[Stored dataset items]
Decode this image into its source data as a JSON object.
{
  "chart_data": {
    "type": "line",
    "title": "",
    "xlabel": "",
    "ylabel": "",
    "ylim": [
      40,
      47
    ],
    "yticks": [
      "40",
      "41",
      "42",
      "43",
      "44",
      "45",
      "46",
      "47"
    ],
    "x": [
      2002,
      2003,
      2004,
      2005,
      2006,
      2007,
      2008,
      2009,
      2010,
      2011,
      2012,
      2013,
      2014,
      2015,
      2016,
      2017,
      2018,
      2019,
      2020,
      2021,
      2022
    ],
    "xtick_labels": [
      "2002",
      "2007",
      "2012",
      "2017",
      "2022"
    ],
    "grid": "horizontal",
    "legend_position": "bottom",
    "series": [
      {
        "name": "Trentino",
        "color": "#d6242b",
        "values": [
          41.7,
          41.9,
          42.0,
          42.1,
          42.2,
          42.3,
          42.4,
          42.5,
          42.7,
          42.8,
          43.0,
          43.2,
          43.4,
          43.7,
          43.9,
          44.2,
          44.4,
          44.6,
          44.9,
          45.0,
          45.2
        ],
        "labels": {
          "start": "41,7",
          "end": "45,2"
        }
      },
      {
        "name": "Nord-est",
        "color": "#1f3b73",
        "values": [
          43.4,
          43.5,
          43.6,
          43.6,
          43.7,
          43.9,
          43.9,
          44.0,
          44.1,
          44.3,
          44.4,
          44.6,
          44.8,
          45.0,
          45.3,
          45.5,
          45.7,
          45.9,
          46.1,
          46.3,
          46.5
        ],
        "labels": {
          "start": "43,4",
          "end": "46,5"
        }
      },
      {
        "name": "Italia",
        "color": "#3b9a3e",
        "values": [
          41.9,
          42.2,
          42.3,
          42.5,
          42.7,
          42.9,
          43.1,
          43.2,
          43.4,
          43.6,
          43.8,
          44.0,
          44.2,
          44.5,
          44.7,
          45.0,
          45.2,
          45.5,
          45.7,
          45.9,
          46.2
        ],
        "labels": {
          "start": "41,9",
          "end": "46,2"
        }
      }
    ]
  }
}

§ **Do this**
Pick out each line above that includes "name" and show it.

§ **Result**
        "name": "Trentino",
        "name": "Nord-est",
        "name": "Italia",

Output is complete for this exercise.